__Requirement__. Make an exact copy of the records, with the images left out.

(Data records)
↓

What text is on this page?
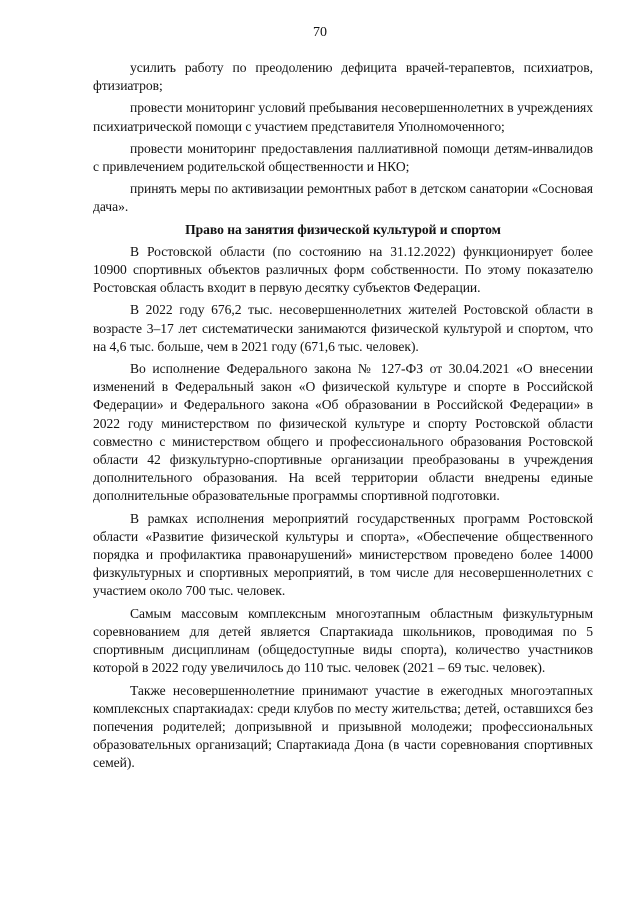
70

усилить работу по преодолению дефицита врачей-терапевтов, психиатров, фтизиатров;

провести мониторинг условий пребывания несовершеннолетних в учреждениях психиатрической помощи с участием представителя Уполномоченного;

провести мониторинг предоставления паллиативной помощи детям-инвалидов с привлечением родительской общественности и НКО;

принять меры по активизации ремонтных работ в детском санатории «Сосновая дача».

Право на занятия физической культурой и спортом

В Ростовской области (по состоянию на 31.12.2022) функционирует более 10900 спортивных объектов различных форм собственности. По этому показателю Ростовская область входит в первую десятку субъектов Федерации.

В 2022 году 676,2 тыс. несовершеннолетних жителей Ростовской области в возрасте 3–17 лет систематически занимаются физической культурой и спортом, что на 4,6 тыс. больше, чем в 2021 году (671,6 тыс. человек).

Во исполнение Федерального закона № 127-ФЗ от 30.04.2021 «О внесении изменений в Федеральный закон «О физической культуре и спорте в Российской Федерации» и Федерального закона «Об образовании в Российской Федерации» в 2022 году министерством по физической культуре и спорту Ростовской области совместно с министерством общего и профессионального образования Ростовской области 42 физкультурно-спортивные организации преобразованы в учреждения дополнительного образования. На всей территории области внедрены единые дополнительные образовательные программы спортивной подготовки.

В рамках исполнения мероприятий государственных программ Ростовской области «Развитие физической культуры и спорта», «Обеспечение общественного порядка и профилактика правонарушений» министерством проведено более 14000 физкультурных и спортивных мероприятий, в том числе для несовершеннолетних с участием около 700 тыс. человек.

Самым массовым комплексным многоэтапным областным физкультурным соревнованием для детей является Спартакиада школьников, проводимая по 5 спортивным дисциплинам (общедоступные виды спорта), количество участников которой в 2022 году увеличилось до 110 тыс. человек (2021 – 69 тыс. человек).

Также несовершеннолетние принимают участие в ежегодных многоэтапных комплексных спартакиадах: среди клубов по месту жительства; детей, оставшихся без попечения родителей; допризывной и призывной молодежи; профессиональных образовательных организаций; Спартакиада Дона (в части соревнования спортивных семей).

↑

__Task response__.
What text is on this page?
70

усилить работу по преодолению дефицита врачей-терапевтов, психиатров, фтизиатров;

провести мониторинг условий пребывания несовершеннолетних в учреждениях психиатрической помощи с участием представителя Уполномоченного;

провести мониторинг предоставления паллиативной помощи детям-инвалидов с привлечением родительской общественности и НКО;

принять меры по активизации ремонтных работ в детском санатории «Сосновая дача».

Право на занятия физической культурой и спортом

В Ростовской области (по состоянию на 31.12.2022) функционирует более 10900 спортивных объектов различных форм собственности. По этому показателю Ростовская область входит в первую десятку субъектов Федерации.

В 2022 году 676,2 тыс. несовершеннолетних жителей Ростовской области в возрасте 3–17 лет систематически занимаются физической культурой и спортом, что на 4,6 тыс. больше, чем в 2021 году (671,6 тыс. человек).

Во исполнение Федерального закона № 127-ФЗ от 30.04.2021 «О внесении изменений в Федеральный закон «О физической культуре и спорте в Российской Федерации» и Федерального закона «Об образовании в Российской Федерации» в 2022 году министерством по физической культуре и спорту Ростовской области совместно с министерством общего и профессионального образования Ростовской области 42 физкультурно-спортивные организации преобразованы в учреждения дополнительного образования. На всей территории области внедрены единые дополнительные образовательные программы спортивной подготовки.

В рамках исполнения мероприятий государственных программ Ростовской области «Развитие физической культуры и спорта», «Обеспечение общественного порядка и профилактика правонарушений» министерством проведено более 14000 физкультурных и спортивных мероприятий, в том числе для несовершеннолетних с участием около 700 тыс. человек.

Самым массовым комплексным многоэтапным областным физкультурным соревнованием для детей является Спартакиада школьников, проводимая по 5 спортивным дисциплинам (общедоступные виды спорта), количество участников которой в 2022 году увеличилось до 110 тыс. человек (2021 – 69 тыс. человек).

Также несовершеннолетние принимают участие в ежегодных многоэтапных комплексных спартакиадах: среди клубов по месту жительства; детей, оставшихся без попечения родителей; допризывной и призывной молодежи; профессиональных образовательных организаций; Спартакиада Дона (в части соревнования спортивных семей).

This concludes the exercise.